▶ _What you are asked to do_:
Below are some records; reproduce every one of them exactly.

··· Supplied information

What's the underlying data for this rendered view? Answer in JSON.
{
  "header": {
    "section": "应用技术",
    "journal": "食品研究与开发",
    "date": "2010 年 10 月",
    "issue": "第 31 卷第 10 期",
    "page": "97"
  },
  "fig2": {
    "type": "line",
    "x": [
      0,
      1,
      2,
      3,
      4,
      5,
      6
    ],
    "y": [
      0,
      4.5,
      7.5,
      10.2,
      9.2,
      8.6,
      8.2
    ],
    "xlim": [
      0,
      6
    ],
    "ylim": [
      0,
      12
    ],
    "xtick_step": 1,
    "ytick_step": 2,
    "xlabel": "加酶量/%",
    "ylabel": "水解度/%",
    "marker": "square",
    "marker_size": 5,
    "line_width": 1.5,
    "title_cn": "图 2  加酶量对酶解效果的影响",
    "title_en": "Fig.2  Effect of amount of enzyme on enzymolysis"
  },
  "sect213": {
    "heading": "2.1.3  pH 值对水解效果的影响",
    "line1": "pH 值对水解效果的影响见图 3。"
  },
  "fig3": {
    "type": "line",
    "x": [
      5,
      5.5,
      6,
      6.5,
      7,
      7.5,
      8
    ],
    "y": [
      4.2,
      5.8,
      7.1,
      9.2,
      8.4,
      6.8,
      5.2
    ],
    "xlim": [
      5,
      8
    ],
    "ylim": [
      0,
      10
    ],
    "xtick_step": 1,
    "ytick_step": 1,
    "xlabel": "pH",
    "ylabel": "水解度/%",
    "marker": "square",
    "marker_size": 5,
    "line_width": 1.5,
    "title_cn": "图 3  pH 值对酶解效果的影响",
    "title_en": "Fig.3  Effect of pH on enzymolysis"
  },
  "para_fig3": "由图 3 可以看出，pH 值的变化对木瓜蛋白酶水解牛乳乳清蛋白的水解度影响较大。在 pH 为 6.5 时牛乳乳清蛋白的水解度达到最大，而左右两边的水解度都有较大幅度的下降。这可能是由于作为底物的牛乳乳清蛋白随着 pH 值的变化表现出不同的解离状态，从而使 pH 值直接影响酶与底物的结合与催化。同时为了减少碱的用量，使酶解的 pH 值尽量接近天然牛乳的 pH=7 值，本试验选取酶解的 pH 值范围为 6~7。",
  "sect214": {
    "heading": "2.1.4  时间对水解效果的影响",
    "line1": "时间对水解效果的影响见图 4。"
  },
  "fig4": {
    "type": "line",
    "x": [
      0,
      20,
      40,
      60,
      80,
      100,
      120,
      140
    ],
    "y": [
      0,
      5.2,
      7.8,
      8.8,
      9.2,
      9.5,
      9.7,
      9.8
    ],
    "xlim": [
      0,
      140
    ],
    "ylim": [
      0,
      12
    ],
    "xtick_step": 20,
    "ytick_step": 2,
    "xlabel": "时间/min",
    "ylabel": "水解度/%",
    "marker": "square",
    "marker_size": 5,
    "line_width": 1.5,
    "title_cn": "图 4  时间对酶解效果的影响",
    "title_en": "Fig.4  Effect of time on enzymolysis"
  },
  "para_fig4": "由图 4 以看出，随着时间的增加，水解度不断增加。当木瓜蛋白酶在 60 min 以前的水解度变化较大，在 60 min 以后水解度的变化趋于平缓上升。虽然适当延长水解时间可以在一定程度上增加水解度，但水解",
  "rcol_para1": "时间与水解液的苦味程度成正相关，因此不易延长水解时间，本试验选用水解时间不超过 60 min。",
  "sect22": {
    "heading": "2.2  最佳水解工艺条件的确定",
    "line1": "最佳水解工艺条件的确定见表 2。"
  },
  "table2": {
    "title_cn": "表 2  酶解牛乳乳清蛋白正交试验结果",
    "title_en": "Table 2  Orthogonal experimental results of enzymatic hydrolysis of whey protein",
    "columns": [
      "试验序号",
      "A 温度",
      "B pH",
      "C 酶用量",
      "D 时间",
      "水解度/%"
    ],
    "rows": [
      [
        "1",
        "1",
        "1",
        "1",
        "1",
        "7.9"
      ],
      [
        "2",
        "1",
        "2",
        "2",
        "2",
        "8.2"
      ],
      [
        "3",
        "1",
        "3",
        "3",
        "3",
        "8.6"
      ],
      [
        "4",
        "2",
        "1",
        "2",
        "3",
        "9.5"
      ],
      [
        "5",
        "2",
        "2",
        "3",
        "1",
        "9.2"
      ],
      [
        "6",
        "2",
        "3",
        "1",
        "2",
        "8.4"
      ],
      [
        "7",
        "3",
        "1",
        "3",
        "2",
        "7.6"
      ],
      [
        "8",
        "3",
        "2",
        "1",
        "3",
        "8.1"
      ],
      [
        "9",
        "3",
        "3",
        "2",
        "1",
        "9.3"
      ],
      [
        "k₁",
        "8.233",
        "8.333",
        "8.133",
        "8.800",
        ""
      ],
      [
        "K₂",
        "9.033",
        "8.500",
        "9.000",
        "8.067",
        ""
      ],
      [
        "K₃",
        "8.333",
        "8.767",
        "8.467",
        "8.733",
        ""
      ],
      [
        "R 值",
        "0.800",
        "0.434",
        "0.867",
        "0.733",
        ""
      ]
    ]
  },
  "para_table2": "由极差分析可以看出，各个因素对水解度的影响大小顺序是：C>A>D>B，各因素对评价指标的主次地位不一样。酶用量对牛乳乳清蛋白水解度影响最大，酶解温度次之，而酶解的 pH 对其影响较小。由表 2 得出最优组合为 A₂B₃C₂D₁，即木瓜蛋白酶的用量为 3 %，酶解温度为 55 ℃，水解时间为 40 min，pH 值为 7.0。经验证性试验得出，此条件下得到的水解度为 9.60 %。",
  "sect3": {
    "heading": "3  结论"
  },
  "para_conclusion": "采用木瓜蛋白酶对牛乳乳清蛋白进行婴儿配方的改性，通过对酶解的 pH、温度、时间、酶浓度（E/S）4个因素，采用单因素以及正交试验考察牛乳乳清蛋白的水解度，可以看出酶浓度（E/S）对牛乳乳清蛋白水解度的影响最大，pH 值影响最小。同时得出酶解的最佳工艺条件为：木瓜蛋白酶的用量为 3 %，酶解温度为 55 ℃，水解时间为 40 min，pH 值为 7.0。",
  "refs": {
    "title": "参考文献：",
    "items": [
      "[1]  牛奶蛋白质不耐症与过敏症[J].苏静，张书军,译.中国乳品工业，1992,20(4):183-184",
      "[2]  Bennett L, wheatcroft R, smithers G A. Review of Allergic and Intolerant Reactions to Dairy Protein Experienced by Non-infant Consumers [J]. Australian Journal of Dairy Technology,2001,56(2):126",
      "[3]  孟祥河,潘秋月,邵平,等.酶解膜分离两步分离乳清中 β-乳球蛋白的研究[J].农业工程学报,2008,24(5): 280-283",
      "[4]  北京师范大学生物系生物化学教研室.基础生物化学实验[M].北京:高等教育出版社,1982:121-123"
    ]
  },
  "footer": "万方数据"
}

······

▶ _Solution for this problem_:
What's the underlying data for this rendered view? Answer in JSON.
{
  "header": {
    "section": "应用技术",
    "journal": "食品研究与开发",
    "date": "2010 年 10 月",
    "issue": "第 31 卷第 10 期",
    "page": "97"
  },
  "fig2": {
    "type": "line",
    "x": [
      0,
      1,
      2,
      3,
      4,
      5,
      6
    ],
    "y": [
      0,
      4.5,
      7.5,
      10.2,
      9.2,
      8.6,
      8.2
    ],
    "xlim": [
      0,
      6
    ],
    "ylim": [
      0,
      12
    ],
    "xtick_step": 1,
    "ytick_step": 2,
    "xlabel": "加酶量/%",
    "ylabel": "水解度/%",
    "marker": "square",
    "marker_size": 5,
    "line_width": 1.5,
    "title_cn": "图 2  加酶量对酶解效果的影响",
    "title_en": "Fig.2  Effect of amount of enzyme on enzymolysis"
  },
  "sect213": {
    "heading": "2.1.3  pH 值对水解效果的影响",
    "line1": "pH 值对水解效果的影响见图 3。"
  },
  "fig3": {
    "type": "line",
    "x": [
      5,
      5.5,
      6,
      6.5,
      7,
      7.5,
      8
    ],
    "y": [
      4.2,
      5.8,
      7.1,
      9.2,
      8.4,
      6.8,
      5.2
    ],
    "xlim": [
      5,
      8
    ],
    "ylim": [
      0,
      10
    ],
    "xtick_step": 1,
    "ytick_step": 1,
    "xlabel": "pH",
    "ylabel": "水解度/%",
    "marker": "square",
    "marker_size": 5,
    "line_width": 1.5,
    "title_cn": "图 3  pH 值对酶解效果的影响",
    "title_en": "Fig.3  Effect of pH on enzymolysis"
  },
  "para_fig3": "由图 3 可以看出，pH 值的变化对木瓜蛋白酶水解牛乳乳清蛋白的水解度影响较大。在 pH 为 6.5 时牛乳乳清蛋白的水解度达到最大，而左右两边的水解度都有较大幅度的下降。这可能是由于作为底物的牛乳乳清蛋白随着 pH 值的变化表现出不同的解离状态，从而使 pH 值直接影响酶与底物的结合与催化。同时为了减少碱的用量，使酶解的 pH 值尽量接近天然牛乳的 pH=7 值，本试验选取酶解的 pH 值范围为 6~7。",
  "sect214": {
    "heading": "2.1.4  时间对水解效果的影响",
    "line1": "时间对水解效果的影响见图 4。"
  },
  "fig4": {
    "type": "line",
    "x": [
      0,
      20,
      40,
      60,
      80,
      100,
      120,
      140
    ],
    "y": [
      0,
      5.2,
      7.8,
      8.8,
      9.2,
      9.5,
      9.7,
      9.8
    ],
    "xlim": [
      0,
      140
    ],
    "ylim": [
      0,
      12
    ],
    "xtick_step": 20,
    "ytick_step": 2,
    "xlabel": "时间/min",
    "ylabel": "水解度/%",
    "marker": "square",
    "marker_size": 5,
    "line_width": 1.5,
    "title_cn": "图 4  时间对酶解效果的影响",
    "title_en": "Fig.4  Effect of time on enzymolysis"
  },
  "para_fig4": "由图 4 以看出，随着时间的增加，水解度不断增加。当木瓜蛋白酶在 60 min 以前的水解度变化较大，在 60 min 以后水解度的变化趋于平缓上升。虽然适当延长水解时间可以在一定程度上增加水解度，但水解",
  "rcol_para1": "时间与水解液的苦味程度成正相关，因此不易延长水解时间，本试验选用水解时间不超过 60 min。",
  "sect22": {
    "heading": "2.2  最佳水解工艺条件的确定",
    "line1": "最佳水解工艺条件的确定见表 2。"
  },
  "table2": {
    "title_cn": "表 2  酶解牛乳乳清蛋白正交试验结果",
    "title_en": "Table 2  Orthogonal experimental results of enzymatic hydrolysis of whey protein",
    "columns": [
      "试验序号",
      "A 温度",
      "B pH",
      "C 酶用量",
      "D 时间",
      "水解度/%"
    ],
    "rows": [
      [
        "1",
        "1",
        "1",
        "1",
        "1",
        "7.9"
      ],
      [
        "2",
        "1",
        "2",
        "2",
        "2",
        "8.2"
      ],
      [
        "3",
        "1",
        "3",
        "3",
        "3",
        "8.6"
      ],
      [
        "4",
        "2",
        "1",
        "2",
        "3",
        "9.5"
      ],
      [
        "5",
        "2",
        "2",
        "3",
        "1",
        "9.2"
      ],
      [
        "6",
        "2",
        "3",
        "1",
        "2",
        "8.4"
      ],
      [
        "7",
        "3",
        "1",
        "3",
        "2",
        "7.6"
      ],
      [
        "8",
        "3",
        "2",
        "1",
        "3",
        "8.1"
      ],
      [
        "9",
        "3",
        "3",
        "2",
        "1",
        "9.3"
      ],
      [
        "k₁",
        "8.233",
        "8.333",
        "8.133",
        "8.800",
        ""
      ],
      [
        "K₂",
        "9.033",
        "8.500",
        "9.000",
        "8.067",
        ""
      ],
      [
        "K₃",
        "8.333",
        "8.767",
        "8.467",
        "8.733",
        ""
      ],
      [
        "R 值",
        "0.800",
        "0.434",
        "0.867",
        "0.733",
        ""
      ]
    ]
  },
  "para_table2": "由极差分析可以看出，各个因素对水解度的影响大小顺序是：C>A>D>B，各因素对评价指标的主次地位不一样。酶用量对牛乳乳清蛋白水解度影响最大，酶解温度次之，而酶解的 pH 对其影响较小。由表 2 得出最优组合为 A₂B₃C₂D₁，即木瓜蛋白酶的用量为 3 %，酶解温度为 55 ℃，水解时间为 40 min，pH 值为 7.0。经验证性试验得出，此条件下得到的水解度为 9.60 %。",
  "sect3": {
    "heading": "3  结论"
  },
  "para_conclusion": "采用木瓜蛋白酶对牛乳乳清蛋白进行婴儿配方的改性，通过对酶解的 pH、温度、时间、酶浓度（E/S）4个因素，采用单因素以及正交试验考察牛乳乳清蛋白的水解度，可以看出酶浓度（E/S）对牛乳乳清蛋白水解度的影响最大，pH 值影响最小。同时得出酶解的最佳工艺条件为：木瓜蛋白酶的用量为 3 %，酶解温度为 55 ℃，水解时间为 40 min，pH 值为 7.0。",
  "refs": {
    "title": "参考文献：",
    "items": [
      "[1]  牛奶蛋白质不耐症与过敏症[J].苏静，张书军,译.中国乳品工业，1992,20(4):183-184",
      "[2]  Bennett L, wheatcroft R, smithers G A. Review of Allergic and Intolerant Reactions to Dairy Protein Experienced by Non-infant Consumers [J]. Australian Journal of Dairy Technology,2001,56(2):126",
      "[3]  孟祥河,潘秋月,邵平,等.酶解膜分离两步分离乳清中 β-乳球蛋白的研究[J].农业工程学报,2008,24(5): 280-283",
      "[4]  北京师范大学生物系生物化学教研室.基础生物化学实验[M].北京:高等教育出版社,1982:121-123"
    ]
  },
  "footer": "万方数据"
}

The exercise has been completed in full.